● **Data to use**:
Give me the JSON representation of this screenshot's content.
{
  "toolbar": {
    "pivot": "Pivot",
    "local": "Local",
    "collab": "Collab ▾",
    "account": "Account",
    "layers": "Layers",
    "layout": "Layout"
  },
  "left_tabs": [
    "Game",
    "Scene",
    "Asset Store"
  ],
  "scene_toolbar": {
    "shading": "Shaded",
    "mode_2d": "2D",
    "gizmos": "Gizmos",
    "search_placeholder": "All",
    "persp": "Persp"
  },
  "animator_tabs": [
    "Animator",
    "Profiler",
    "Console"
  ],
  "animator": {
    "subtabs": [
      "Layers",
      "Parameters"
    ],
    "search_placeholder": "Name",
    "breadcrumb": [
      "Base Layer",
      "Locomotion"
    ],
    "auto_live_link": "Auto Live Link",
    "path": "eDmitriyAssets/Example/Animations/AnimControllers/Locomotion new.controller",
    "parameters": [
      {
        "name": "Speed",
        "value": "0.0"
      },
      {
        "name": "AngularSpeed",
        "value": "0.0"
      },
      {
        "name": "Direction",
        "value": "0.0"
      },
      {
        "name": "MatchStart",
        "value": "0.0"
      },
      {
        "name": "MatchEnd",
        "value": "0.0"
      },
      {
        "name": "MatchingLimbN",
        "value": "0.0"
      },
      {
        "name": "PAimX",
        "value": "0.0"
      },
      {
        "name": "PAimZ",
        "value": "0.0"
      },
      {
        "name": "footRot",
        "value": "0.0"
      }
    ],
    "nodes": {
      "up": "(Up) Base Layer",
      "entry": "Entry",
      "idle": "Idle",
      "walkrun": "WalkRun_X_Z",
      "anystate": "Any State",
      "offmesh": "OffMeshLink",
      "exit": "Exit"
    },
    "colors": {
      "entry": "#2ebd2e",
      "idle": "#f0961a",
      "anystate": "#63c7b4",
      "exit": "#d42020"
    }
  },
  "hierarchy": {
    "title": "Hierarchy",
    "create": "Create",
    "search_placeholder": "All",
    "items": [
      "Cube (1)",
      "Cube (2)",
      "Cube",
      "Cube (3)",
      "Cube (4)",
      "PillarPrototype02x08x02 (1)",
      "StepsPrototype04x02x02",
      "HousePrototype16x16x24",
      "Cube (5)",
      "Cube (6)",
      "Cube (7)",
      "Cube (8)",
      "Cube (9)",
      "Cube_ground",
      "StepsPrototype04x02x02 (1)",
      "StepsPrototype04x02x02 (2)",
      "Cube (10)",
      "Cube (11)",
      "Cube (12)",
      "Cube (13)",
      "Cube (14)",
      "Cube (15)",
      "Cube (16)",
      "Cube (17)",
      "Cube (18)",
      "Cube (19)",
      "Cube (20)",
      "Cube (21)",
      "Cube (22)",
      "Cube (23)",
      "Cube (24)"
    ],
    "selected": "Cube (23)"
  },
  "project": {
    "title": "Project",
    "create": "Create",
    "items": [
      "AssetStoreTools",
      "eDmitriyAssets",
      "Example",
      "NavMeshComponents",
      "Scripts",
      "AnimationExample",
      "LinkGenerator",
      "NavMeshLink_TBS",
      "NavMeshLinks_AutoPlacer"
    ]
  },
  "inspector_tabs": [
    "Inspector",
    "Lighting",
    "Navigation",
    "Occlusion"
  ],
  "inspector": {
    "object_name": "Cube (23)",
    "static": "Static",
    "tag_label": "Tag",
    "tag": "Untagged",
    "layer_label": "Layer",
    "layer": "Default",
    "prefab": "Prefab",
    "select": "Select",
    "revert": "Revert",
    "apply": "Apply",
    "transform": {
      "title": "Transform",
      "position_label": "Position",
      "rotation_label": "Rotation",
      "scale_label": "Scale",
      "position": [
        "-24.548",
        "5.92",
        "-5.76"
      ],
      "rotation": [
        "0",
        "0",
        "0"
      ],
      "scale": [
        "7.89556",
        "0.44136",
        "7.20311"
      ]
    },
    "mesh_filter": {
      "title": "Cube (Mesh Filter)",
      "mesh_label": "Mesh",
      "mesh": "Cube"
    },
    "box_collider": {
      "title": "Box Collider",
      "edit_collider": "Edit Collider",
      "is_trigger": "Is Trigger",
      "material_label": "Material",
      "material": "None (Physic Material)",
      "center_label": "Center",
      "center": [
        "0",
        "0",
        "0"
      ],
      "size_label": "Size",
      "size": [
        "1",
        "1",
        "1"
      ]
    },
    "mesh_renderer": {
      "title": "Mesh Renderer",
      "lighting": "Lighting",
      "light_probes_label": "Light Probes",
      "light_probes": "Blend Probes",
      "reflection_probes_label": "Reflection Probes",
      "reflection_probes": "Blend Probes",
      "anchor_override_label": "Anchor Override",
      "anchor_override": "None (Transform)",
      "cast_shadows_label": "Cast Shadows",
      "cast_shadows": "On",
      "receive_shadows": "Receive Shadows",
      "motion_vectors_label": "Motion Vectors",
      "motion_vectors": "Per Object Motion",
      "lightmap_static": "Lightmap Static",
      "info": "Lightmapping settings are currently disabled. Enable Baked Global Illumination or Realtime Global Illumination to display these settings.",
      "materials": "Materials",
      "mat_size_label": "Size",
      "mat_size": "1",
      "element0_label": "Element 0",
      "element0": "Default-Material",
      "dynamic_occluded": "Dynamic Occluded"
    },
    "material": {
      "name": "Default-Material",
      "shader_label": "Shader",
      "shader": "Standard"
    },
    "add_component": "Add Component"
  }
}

● **What you should do**: Search the lines above for the string "None", then show every one that has it.

● **Solution to the problem**:
      "material": "None (Physic Material)",
      "anchor_override": "None (Transform)",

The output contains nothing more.